▶ [Exercise directions] Extract the listing below in full, unchanged.
-------- Data excerpts --------
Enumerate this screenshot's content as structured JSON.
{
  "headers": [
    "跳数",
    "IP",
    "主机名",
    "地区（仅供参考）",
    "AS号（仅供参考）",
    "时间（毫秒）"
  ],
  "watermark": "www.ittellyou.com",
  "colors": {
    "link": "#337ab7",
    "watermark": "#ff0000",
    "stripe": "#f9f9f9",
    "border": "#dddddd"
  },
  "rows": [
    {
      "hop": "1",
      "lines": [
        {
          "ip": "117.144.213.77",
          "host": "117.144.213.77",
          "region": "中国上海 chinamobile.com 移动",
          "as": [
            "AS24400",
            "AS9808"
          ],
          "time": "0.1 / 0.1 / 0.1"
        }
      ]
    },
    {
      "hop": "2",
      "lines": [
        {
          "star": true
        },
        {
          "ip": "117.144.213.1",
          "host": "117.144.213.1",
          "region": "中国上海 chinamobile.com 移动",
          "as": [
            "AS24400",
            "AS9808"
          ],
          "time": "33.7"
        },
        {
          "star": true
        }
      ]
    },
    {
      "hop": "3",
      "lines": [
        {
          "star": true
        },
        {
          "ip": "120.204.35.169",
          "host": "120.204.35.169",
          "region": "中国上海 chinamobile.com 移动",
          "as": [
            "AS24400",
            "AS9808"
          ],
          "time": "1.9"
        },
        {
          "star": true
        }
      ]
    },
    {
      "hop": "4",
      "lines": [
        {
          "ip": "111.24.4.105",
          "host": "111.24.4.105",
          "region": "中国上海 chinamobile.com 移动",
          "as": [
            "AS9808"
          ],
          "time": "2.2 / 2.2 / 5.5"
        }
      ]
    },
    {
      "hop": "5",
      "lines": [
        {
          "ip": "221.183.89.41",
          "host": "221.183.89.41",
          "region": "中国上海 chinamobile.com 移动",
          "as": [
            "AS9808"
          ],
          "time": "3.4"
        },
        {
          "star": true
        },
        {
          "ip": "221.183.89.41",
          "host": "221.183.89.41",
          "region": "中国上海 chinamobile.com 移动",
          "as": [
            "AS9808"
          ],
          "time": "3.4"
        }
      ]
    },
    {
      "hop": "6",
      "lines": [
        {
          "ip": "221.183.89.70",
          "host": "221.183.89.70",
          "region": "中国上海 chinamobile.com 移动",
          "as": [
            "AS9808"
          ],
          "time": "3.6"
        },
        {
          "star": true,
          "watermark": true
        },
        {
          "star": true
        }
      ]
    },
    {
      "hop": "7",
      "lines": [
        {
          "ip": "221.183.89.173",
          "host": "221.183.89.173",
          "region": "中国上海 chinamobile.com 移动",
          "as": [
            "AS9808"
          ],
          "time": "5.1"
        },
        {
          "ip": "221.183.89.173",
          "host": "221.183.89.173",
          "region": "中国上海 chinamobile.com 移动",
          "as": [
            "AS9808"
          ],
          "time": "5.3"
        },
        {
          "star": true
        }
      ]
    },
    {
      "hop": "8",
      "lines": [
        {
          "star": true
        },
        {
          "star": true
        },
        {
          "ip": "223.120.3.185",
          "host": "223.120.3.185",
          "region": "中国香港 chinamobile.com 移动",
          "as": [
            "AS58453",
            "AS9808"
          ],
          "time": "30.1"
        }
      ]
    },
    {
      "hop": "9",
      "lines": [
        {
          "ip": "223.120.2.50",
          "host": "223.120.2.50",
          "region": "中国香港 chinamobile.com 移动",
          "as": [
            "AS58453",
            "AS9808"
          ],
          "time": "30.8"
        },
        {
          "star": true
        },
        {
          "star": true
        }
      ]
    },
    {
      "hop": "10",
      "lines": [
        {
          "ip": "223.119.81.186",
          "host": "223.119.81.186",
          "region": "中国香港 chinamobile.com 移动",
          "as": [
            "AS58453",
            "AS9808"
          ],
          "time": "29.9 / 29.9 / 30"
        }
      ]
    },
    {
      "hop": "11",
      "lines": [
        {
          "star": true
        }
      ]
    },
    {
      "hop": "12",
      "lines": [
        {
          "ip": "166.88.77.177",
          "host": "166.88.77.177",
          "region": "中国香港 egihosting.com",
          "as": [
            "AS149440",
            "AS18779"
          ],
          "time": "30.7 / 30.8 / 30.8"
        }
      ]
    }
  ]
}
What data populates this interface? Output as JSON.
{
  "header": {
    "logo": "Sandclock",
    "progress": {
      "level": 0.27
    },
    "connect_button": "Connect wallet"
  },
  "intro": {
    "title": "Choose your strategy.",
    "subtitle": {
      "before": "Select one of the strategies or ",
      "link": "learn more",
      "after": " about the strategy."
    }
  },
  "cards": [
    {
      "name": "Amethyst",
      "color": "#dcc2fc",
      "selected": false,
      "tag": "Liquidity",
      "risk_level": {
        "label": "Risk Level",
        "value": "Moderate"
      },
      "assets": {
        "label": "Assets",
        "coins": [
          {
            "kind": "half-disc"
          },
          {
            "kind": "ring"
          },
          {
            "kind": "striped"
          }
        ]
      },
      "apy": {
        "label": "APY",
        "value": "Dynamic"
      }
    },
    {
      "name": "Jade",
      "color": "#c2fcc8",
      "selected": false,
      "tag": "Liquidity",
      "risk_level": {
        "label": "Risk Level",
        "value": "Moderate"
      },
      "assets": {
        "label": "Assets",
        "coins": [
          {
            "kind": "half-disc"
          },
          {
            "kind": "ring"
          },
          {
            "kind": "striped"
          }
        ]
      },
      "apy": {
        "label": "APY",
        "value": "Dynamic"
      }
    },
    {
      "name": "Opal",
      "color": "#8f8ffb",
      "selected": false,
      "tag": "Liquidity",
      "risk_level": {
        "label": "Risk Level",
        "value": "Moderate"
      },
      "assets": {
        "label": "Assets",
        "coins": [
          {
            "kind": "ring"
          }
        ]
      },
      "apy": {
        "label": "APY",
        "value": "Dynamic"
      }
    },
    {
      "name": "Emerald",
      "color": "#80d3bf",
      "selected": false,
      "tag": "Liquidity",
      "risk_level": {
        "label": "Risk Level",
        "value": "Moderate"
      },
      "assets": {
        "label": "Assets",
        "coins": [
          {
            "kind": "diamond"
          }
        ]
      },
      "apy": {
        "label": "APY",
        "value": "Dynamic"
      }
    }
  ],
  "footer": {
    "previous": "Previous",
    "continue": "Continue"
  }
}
--------
▶ [Output of the task]
Enumerate this screenshot's content as structured JSON.
{
  "headers": [
    "跳数",
    "IP",
    "主机名",
    "地区（仅供参考）",
    "AS号（仅供参考）",
    "时间（毫秒）"
  ],
  "watermark": "www.ittellyou.com",
  "colors": {
    "link": "#337ab7",
    "watermark": "#ff0000",
    "stripe": "#f9f9f9",
    "border": "#dddddd"
  },
  "rows": [
    {
      "hop": "1",
      "lines": [
        {
          "ip": "117.144.213.77",
          "host": "117.144.213.77",
          "region": "中国上海 chinamobile.com 移动",
          "as": [
            "AS24400",
            "AS9808"
          ],
          "time": "0.1 / 0.1 / 0.1"
        }
      ]
    },
    {
      "hop": "2",
      "lines": [
        {
          "star": true
        },
        {
          "ip": "117.144.213.1",
          "host": "117.144.213.1",
          "region": "中国上海 chinamobile.com 移动",
          "as": [
            "AS24400",
            "AS9808"
          ],
          "time": "33.7"
        },
        {
          "star": true
        }
      ]
    },
    {
      "hop": "3",
      "lines": [
        {
          "star": true
        },
        {
          "ip": "120.204.35.169",
          "host": "120.204.35.169",
          "region": "中国上海 chinamobile.com 移动",
          "as": [
            "AS24400",
            "AS9808"
          ],
          "time": "1.9"
        },
        {
          "star": true
        }
      ]
    },
    {
      "hop": "4",
      "lines": [
        {
          "ip": "111.24.4.105",
          "host": "111.24.4.105",
          "region": "中国上海 chinamobile.com 移动",
          "as": [
            "AS9808"
          ],
          "time": "2.2 / 2.2 / 5.5"
        }
      ]
    },
    {
      "hop": "5",
      "lines": [
        {
          "ip": "221.183.89.41",
          "host": "221.183.89.41",
          "region": "中国上海 chinamobile.com 移动",
          "as": [
            "AS9808"
          ],
          "time": "3.4"
        },
        {
          "star": true
        },
        {
          "ip": "221.183.89.41",
          "host": "221.183.89.41",
          "region": "中国上海 chinamobile.com 移动",
          "as": [
            "AS9808"
          ],
          "time": "3.4"
        }
      ]
    },
    {
      "hop": "6",
      "lines": [
        {
          "ip": "221.183.89.70",
          "host": "221.183.89.70",
          "region": "中国上海 chinamobile.com 移动",
          "as": [
            "AS9808"
          ],
          "time": "3.6"
        },
        {
          "star": true,
          "watermark": true
        },
        {
          "star": true
        }
      ]
    },
    {
      "hop": "7",
      "lines": [
        {
          "ip": "221.183.89.173",
          "host": "221.183.89.173",
          "region": "中国上海 chinamobile.com 移动",
          "as": [
            "AS9808"
          ],
          "time": "5.1"
        },
        {
          "ip": "221.183.89.173",
          "host": "221.183.89.173",
          "region": "中国上海 chinamobile.com 移动",
          "as": [
            "AS9808"
          ],
          "time": "5.3"
        },
        {
          "star": true
        }
      ]
    },
    {
      "hop": "8",
      "lines": [
        {
          "star": true
        },
        {
          "star": true
        },
        {
          "ip": "223.120.3.185",
          "host": "223.120.3.185",
          "region": "中国香港 chinamobile.com 移动",
          "as": [
            "AS58453",
            "AS9808"
          ],
          "time": "30.1"
        }
      ]
    },
    {
      "hop": "9",
      "lines": [
        {
          "ip": "223.120.2.50",
          "host": "223.120.2.50",
          "region": "中国香港 chinamobile.com 移动",
          "as": [
            "AS58453",
            "AS9808"
          ],
          "time": "30.8"
        },
        {
          "star": true
        },
        {
          "star": true
        }
      ]
    },
    {
      "hop": "10",
      "lines": [
        {
          "ip": "223.119.81.186",
          "host": "223.119.81.186",
          "region": "中国香港 chinamobile.com 移动",
          "as": [
            "AS58453",
            "AS9808"
          ],
          "time": "29.9 / 29.9 / 30"
        }
      ]
    },
    {
      "hop": "11",
      "lines": [
        {
          "star": true
        }
      ]
    },
    {
      "hop": "12",
      "lines": [
        {
          "ip": "166.88.77.177",
          "host": "166.88.77.177",
          "region": "中国香港 egihosting.com",
          "as": [
            "AS149440",
            "AS18779"
          ],
          "time": "30.7 / 30.8 / 30.8"
        }
      ]
    }
  ]
}
What data populates this interface? Output as JSON.
{
  "header": {
    "logo": "Sandclock",
    "progress": {
      "level": 0.27
    },
    "connect_button": "Connect wallet"
  },
  "intro": {
    "title": "Choose your strategy.",
    "subtitle": {
      "before": "Select one of the strategies or ",
      "link": "learn more",
      "after": " about the strategy."
    }
  },
  "cards": [
    {
      "name": "Amethyst",
      "color": "#dcc2fc",
      "selected": false,
      "tag": "Liquidity",
      "risk_level": {
        "label": "Risk Level",
        "value": "Moderate"
      },
      "assets": {
        "label": "Assets",
        "coins": [
          {
            "kind": "half-disc"
          },
          {
            "kind": "ring"
          },
          {
            "kind": "striped"
          }
        ]
      },
      "apy": {
        "label": "APY",
        "value": "Dynamic"
      }
    },
    {
      "name": "Jade",
      "color": "#c2fcc8",
      "selected": false,
      "tag": "Liquidity",
      "risk_level": {
        "label": "Risk Level",
        "value": "Moderate"
      },
      "assets": {
        "label": "Assets",
        "coins": [
          {
            "kind": "half-disc"
          },
          {
            "kind": "ring"
          },
          {
            "kind": "striped"
          }
        ]
      },
      "apy": {
        "label": "APY",
        "value": "Dynamic"
      }
    },
    {
      "name": "Opal",
      "color": "#8f8ffb",
      "selected": false,
      "tag": "Liquidity",
      "risk_level": {
        "label": "Risk Level",
        "value": "Moderate"
      },
      "assets": {
        "label": "Assets",
        "coins": [
          {
            "kind": "ring"
          }
        ]
      },
      "apy": {
        "label": "APY",
        "value": "Dynamic"
      }
    },
    {
      "name": "Emerald",
      "color": "#80d3bf",
      "selected": false,
      "tag": "Liquidity",
      "risk_level": {
        "label": "Risk Level",
        "value": "Moderate"
      },
      "assets": {
        "label": "Assets",
        "coins": [
          {
            "kind": "diamond"
          }
        ]
      },
      "apy": {
        "label": "APY",
        "value": "Dynamic"
      }
    }
  ],
  "footer": {
    "previous": "Previous",
    "continue": "Continue"
  }
}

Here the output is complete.